• Work to do:
Return all entries word for word, but drop any images.

[Data extracted from a collection]
########

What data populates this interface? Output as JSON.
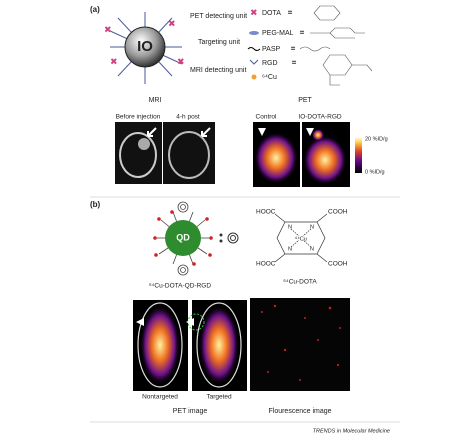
{
  "panel_a": {
    "label": "(a)",
    "particle": {
      "core": "IO",
      "pet_unit": "PET detecting unit",
      "targeting_unit": "Targeting unit",
      "mri_unit": "MRI detecting unit"
    },
    "legend": [
      "DOTA",
      "PEG-MAL",
      "PASP",
      "RGD",
      "⁶⁴Cu"
    ],
    "mri": {
      "title": "MRI",
      "images": [
        "Before injection",
        "4-h post"
      ]
    },
    "pet": {
      "title": "PET",
      "images": [
        "Control",
        "IO-DOTA-RGD"
      ],
      "colorbar_max": "20 %ID/g",
      "colorbar_min": "0 %ID/g"
    }
  },
  "panel_b": {
    "label": "(b)",
    "core": "QD",
    "probe_name": "⁶⁴Cu-DOTA-QD-RGD",
    "chelate": {
      "name": "⁶⁴Cu-DOTA",
      "groups": [
        "HOOC",
        "COOH",
        "HOOC",
        "COOH"
      ],
      "nitrogens": [
        "N",
        "N",
        "N",
        "N"
      ],
      "metal": "⁶⁴Cu"
    },
    "pet_image": {
      "title": "PET image",
      "images": [
        "Nontargeted",
        "Targeted"
      ]
    },
    "fluorescence_title": "Flourescence image"
  },
  "footer": "TRENDS in Molecular Medicine"
}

########

• The response:
What data populates this interface? Output as JSON.
{
  "panel_a": {
    "label": "(a)",
    "particle": {
      "core": "IO",
      "pet_unit": "PET detecting unit",
      "targeting_unit": "Targeting unit",
      "mri_unit": "MRI detecting unit"
    },
    "legend": [
      "DOTA",
      "PEG-MAL",
      "PASP",
      "RGD",
      "⁶⁴Cu"
    ],
    "mri": {
      "title": "MRI",
      "images": [
        "Before injection",
        "4-h post"
      ]
    },
    "pet": {
      "title": "PET",
      "images": [
        "Control",
        "IO-DOTA-RGD"
      ],
      "colorbar_max": "20 %ID/g",
      "colorbar_min": "0 %ID/g"
    }
  },
  "panel_b": {
    "label": "(b)",
    "core": "QD",
    "probe_name": "⁶⁴Cu-DOTA-QD-RGD",
    "chelate": {
      "name": "⁶⁴Cu-DOTA",
      "groups": [
        "HOOC",
        "COOH",
        "HOOC",
        "COOH"
      ],
      "nitrogens": [
        "N",
        "N",
        "N",
        "N"
      ],
      "metal": "⁶⁴Cu"
    },
    "pet_image": {
      "title": "PET image",
      "images": [
        "Nontargeted",
        "Targeted"
      ]
    },
    "fluorescence_title": "Flourescence image"
  },
  "footer": "TRENDS in Molecular Medicine"
}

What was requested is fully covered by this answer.